STATED GOAL:
Starting at the first of the rows below and ending at the row containing "bar <box>311 1073 895 1086</box>", rewrite those rows as a numbered list, omitting any blank lines.

MATERIAL FOR THE TASK:

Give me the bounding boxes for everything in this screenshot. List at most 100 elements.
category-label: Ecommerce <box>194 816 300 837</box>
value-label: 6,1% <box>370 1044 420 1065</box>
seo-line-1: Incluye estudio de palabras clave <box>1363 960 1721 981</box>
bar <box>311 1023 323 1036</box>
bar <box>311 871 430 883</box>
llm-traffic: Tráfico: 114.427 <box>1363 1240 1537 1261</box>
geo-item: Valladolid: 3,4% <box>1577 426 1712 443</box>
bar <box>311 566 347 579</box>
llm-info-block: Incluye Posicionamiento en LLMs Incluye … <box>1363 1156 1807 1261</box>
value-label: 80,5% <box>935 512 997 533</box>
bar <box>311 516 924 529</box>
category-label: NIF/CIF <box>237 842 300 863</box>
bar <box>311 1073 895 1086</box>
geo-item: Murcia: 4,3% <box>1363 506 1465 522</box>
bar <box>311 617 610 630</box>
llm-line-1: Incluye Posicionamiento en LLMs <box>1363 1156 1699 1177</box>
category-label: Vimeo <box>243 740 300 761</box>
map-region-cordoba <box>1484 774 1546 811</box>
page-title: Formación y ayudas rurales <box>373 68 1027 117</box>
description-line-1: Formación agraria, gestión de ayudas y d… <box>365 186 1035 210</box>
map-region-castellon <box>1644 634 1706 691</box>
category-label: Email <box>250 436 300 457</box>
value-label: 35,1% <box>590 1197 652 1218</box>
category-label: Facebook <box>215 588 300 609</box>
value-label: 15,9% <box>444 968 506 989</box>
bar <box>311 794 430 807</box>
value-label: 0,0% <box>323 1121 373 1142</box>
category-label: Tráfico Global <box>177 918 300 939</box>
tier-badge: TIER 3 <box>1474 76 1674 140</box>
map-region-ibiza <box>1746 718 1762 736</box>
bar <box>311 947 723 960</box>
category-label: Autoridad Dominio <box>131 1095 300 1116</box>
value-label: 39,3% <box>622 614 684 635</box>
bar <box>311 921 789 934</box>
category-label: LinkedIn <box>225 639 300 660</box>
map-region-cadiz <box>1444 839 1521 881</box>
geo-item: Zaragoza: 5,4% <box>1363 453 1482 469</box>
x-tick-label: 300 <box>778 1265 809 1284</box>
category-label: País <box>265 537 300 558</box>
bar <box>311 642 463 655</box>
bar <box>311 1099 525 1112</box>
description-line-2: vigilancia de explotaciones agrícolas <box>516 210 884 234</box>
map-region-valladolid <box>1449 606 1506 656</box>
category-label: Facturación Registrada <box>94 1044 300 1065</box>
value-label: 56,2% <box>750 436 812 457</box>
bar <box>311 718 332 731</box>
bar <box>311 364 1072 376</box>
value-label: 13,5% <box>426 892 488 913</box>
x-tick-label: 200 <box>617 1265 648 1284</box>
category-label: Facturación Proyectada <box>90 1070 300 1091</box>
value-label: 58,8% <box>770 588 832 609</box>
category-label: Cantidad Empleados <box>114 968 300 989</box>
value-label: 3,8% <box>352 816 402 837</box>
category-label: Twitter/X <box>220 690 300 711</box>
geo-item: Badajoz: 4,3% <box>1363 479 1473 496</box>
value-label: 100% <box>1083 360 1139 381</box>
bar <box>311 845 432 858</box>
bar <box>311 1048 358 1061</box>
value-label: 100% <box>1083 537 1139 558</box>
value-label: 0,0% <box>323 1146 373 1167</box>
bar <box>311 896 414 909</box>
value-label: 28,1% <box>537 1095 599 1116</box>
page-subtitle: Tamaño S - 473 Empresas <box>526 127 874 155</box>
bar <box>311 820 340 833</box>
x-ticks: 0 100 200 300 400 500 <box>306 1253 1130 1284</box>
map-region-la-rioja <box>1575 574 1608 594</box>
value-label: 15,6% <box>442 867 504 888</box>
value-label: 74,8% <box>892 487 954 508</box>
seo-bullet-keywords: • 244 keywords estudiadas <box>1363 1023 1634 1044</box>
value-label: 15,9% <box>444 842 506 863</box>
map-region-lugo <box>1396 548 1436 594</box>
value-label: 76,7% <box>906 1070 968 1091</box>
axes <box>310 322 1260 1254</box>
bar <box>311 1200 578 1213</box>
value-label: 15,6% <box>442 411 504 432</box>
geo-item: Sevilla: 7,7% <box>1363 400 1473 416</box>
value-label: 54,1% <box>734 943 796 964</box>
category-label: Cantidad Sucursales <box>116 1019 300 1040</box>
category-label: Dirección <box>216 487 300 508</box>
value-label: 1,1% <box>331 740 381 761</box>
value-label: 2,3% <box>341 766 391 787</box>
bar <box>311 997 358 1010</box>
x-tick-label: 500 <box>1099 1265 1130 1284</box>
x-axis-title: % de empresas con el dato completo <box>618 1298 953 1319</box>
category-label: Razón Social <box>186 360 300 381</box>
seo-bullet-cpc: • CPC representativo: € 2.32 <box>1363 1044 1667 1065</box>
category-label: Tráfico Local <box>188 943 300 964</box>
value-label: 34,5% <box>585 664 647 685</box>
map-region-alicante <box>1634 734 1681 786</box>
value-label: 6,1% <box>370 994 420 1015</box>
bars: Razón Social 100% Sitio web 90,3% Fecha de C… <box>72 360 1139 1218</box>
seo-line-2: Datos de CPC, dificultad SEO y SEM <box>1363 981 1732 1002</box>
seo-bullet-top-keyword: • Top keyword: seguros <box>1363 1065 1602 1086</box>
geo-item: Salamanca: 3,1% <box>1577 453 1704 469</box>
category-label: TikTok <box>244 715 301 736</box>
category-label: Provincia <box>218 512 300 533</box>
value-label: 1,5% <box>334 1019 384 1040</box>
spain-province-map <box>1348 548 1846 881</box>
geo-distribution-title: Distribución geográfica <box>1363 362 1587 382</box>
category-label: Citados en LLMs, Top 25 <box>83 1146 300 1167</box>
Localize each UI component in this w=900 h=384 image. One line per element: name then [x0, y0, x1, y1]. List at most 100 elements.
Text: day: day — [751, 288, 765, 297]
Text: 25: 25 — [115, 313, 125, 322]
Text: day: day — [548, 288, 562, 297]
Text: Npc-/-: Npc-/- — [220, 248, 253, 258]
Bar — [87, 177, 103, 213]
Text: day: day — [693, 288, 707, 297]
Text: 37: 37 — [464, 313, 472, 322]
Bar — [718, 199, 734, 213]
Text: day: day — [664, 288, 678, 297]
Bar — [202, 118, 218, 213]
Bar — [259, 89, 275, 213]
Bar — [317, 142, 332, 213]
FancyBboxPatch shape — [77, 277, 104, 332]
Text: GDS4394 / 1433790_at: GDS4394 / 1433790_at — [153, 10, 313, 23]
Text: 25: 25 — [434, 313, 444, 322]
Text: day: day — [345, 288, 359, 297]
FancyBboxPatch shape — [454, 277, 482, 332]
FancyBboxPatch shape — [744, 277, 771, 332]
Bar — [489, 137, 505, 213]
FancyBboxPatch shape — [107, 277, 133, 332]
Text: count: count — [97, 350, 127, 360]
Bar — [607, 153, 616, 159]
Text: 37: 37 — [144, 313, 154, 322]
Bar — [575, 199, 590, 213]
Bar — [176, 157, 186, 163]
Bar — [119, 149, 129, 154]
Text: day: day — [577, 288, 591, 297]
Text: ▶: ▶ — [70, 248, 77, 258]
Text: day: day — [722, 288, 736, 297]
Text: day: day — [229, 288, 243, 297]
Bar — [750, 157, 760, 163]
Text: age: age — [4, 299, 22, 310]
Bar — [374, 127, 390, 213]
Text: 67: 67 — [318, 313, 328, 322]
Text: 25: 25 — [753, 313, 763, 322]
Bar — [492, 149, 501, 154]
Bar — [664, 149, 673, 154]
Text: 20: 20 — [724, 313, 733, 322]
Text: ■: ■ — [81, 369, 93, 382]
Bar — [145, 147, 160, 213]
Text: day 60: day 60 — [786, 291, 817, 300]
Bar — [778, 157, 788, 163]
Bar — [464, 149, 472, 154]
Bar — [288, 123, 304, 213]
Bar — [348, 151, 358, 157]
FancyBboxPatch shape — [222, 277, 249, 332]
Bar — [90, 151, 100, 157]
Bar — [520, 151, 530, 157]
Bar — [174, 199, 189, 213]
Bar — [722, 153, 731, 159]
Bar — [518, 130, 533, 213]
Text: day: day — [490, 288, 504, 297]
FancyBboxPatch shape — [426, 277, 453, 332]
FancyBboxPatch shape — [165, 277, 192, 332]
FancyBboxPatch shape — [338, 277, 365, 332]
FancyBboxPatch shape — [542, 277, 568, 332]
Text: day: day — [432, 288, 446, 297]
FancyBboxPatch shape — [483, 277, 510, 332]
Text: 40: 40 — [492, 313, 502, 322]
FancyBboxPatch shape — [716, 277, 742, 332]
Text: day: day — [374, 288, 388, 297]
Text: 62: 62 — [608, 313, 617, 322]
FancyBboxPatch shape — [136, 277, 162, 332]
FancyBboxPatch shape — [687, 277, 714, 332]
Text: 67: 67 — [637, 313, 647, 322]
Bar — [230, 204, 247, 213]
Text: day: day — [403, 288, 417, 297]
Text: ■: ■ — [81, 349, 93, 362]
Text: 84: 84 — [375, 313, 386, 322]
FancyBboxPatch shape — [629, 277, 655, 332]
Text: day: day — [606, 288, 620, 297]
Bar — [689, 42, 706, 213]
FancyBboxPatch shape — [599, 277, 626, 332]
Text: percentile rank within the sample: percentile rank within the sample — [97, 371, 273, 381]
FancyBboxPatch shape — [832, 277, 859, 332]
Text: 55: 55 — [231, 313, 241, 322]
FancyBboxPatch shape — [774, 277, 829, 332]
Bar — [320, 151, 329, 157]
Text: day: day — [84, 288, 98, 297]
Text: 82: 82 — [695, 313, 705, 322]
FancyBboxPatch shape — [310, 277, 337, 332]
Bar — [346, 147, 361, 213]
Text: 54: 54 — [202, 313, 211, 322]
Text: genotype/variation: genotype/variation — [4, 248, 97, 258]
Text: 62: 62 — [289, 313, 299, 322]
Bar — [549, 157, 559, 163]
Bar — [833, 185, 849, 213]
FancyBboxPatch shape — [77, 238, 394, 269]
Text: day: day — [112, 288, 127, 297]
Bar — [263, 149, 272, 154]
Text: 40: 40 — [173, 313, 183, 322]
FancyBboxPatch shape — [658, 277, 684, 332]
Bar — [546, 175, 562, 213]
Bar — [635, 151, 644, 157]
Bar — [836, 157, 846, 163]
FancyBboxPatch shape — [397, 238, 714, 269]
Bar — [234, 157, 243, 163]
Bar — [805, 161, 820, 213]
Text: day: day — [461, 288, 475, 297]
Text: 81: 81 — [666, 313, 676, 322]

IN RESPONSE:
1. Give me the bounding boxes for everything in this screenshot. List at most 100 elements.
2. category-label: Ecommerce <box>194 816 300 837</box>
3. value-label: 6,1% <box>370 1044 420 1065</box>
4. seo-line-1: Incluye estudio de palabras clave <box>1363 960 1721 981</box>
5. bar <box>311 1023 323 1036</box>
6. bar <box>311 871 430 883</box>
7. llm-traffic: Tráfico: 114.427 <box>1363 1240 1537 1261</box>
8. geo-item: Valladolid: 3,4% <box>1577 426 1712 443</box>
9. bar <box>311 566 347 579</box>
10. llm-info-block: Incluye Posicionamiento en LLMs Incluye … <box>1363 1156 1807 1261</box>
11. value-label: 80,5% <box>935 512 997 533</box>
12. bar <box>311 516 924 529</box>
13. category-label: NIF/CIF <box>237 842 300 863</box>
14. bar <box>311 1073 895 1086</box>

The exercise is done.